▸ **TASK STATEMENT**:
From the first line to the last, copy the material exactly.

--------------------

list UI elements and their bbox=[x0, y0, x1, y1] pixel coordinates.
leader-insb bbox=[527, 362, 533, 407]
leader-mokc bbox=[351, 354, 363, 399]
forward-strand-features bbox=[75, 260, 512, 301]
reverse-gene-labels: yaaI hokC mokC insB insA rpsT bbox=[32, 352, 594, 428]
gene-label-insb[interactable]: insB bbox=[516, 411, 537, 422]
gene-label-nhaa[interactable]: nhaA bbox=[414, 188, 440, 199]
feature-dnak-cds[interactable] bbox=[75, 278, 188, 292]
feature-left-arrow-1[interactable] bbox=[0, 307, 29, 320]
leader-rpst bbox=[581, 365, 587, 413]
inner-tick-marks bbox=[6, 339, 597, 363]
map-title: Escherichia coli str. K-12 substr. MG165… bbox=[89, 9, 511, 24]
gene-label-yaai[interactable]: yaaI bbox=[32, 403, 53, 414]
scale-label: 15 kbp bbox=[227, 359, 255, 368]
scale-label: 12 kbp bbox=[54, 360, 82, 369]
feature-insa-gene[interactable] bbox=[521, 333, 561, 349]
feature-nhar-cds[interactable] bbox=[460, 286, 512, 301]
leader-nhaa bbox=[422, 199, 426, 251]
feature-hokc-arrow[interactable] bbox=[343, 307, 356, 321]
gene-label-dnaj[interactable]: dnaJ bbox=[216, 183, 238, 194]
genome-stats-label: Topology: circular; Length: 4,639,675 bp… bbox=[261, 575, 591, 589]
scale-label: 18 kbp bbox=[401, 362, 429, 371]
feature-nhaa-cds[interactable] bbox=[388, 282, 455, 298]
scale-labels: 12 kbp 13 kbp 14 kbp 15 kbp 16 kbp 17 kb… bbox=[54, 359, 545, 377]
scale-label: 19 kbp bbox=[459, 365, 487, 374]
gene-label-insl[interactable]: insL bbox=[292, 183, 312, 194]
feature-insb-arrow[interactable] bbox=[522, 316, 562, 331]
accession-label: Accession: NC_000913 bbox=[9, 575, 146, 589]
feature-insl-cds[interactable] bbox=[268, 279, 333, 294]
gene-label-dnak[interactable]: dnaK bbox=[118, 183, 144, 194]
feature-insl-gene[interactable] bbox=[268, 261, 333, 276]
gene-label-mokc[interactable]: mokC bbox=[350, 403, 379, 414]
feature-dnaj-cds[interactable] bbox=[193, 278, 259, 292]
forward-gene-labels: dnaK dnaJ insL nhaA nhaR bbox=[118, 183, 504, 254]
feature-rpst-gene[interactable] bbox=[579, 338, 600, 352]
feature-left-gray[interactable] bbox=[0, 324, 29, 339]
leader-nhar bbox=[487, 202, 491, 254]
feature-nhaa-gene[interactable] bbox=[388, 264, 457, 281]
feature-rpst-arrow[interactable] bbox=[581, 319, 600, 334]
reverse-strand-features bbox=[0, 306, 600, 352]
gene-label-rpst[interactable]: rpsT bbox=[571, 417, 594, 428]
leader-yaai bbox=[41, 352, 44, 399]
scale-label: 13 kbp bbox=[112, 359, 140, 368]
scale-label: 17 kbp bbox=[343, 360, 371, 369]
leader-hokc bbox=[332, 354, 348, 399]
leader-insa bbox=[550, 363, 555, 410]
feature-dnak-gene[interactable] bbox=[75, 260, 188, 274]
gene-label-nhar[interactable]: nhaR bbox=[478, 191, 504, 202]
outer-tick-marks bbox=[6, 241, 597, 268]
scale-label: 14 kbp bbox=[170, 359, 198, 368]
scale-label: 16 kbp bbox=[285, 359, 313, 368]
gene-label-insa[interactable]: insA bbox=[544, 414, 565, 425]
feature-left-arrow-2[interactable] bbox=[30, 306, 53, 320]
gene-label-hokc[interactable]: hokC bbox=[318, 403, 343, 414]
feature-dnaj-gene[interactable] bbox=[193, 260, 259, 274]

--------------------

▸ **EXERCISE SOLUTION**:
list UI elements and their bbox=[x0, y0, x1, y1] pixel coordinates.
leader-insb bbox=[527, 362, 533, 407]
leader-mokc bbox=[351, 354, 363, 399]
forward-strand-features bbox=[75, 260, 512, 301]
reverse-gene-labels: yaaI hokC mokC insB insA rpsT bbox=[32, 352, 594, 428]
gene-label-insb[interactable]: insB bbox=[516, 411, 537, 422]
gene-label-nhaa[interactable]: nhaA bbox=[414, 188, 440, 199]
feature-dnak-cds[interactable] bbox=[75, 278, 188, 292]
feature-left-arrow-1[interactable] bbox=[0, 307, 29, 320]
leader-rpst bbox=[581, 365, 587, 413]
inner-tick-marks bbox=[6, 339, 597, 363]
map-title: Escherichia coli str. K-12 substr. MG165… bbox=[89, 9, 511, 24]
gene-label-yaai[interactable]: yaaI bbox=[32, 403, 53, 414]
scale-label: 15 kbp bbox=[227, 359, 255, 368]
scale-label: 12 kbp bbox=[54, 360, 82, 369]
feature-insa-gene[interactable] bbox=[521, 333, 561, 349]
feature-nhar-cds[interactable] bbox=[460, 286, 512, 301]
leader-nhaa bbox=[422, 199, 426, 251]
feature-hokc-arrow[interactable] bbox=[343, 307, 356, 321]
gene-label-dnaj[interactable]: dnaJ bbox=[216, 183, 238, 194]
genome-stats-label: Topology: circular; Length: 4,639,675 bp… bbox=[261, 575, 591, 589]
scale-label: 18 kbp bbox=[401, 362, 429, 371]
feature-nhaa-cds[interactable] bbox=[388, 282, 455, 298]
scale-labels: 12 kbp 13 kbp 14 kbp 15 kbp 16 kbp 17 kb… bbox=[54, 359, 545, 377]
scale-label: 19 kbp bbox=[459, 365, 487, 374]
gene-label-insl[interactable]: insL bbox=[292, 183, 312, 194]
feature-insb-arrow[interactable] bbox=[522, 316, 562, 331]
accession-label: Accession: NC_000913 bbox=[9, 575, 146, 589]
feature-insl-cds[interactable] bbox=[268, 279, 333, 294]
gene-label-dnak[interactable]: dnaK bbox=[118, 183, 144, 194]
feature-insl-gene[interactable] bbox=[268, 261, 333, 276]
gene-label-mokc[interactable]: mokC bbox=[350, 403, 379, 414]
feature-dnaj-cds[interactable] bbox=[193, 278, 259, 292]
forward-gene-labels: dnaK dnaJ insL nhaA nhaR bbox=[118, 183, 504, 254]
feature-rpst-gene[interactable] bbox=[579, 338, 600, 352]
feature-left-gray[interactable] bbox=[0, 324, 29, 339]
leader-nhar bbox=[487, 202, 491, 254]
feature-nhaa-gene[interactable] bbox=[388, 264, 457, 281]
feature-rpst-arrow[interactable] bbox=[581, 319, 600, 334]
reverse-strand-features bbox=[0, 306, 600, 352]
gene-label-rpst[interactable]: rpsT bbox=[571, 417, 594, 428]
leader-yaai bbox=[41, 352, 44, 399]
scale-label: 13 kbp bbox=[112, 359, 140, 368]
scale-label: 17 kbp bbox=[343, 360, 371, 369]
leader-hokc bbox=[332, 354, 348, 399]
leader-insa bbox=[550, 363, 555, 410]
feature-dnak-gene[interactable] bbox=[75, 260, 188, 274]
gene-label-nhar[interactable]: nhaR bbox=[478, 191, 504, 202]
outer-tick-marks bbox=[6, 241, 597, 268]
scale-label: 14 kbp bbox=[170, 359, 198, 368]
scale-label: 16 kbp bbox=[285, 359, 313, 368]
gene-label-insa[interactable]: insA bbox=[544, 414, 565, 425]
feature-left-arrow-2[interactable] bbox=[30, 306, 53, 320]
gene-label-hokc[interactable]: hokC bbox=[318, 403, 343, 414]
feature-dnaj-gene[interactable] bbox=[193, 260, 259, 274]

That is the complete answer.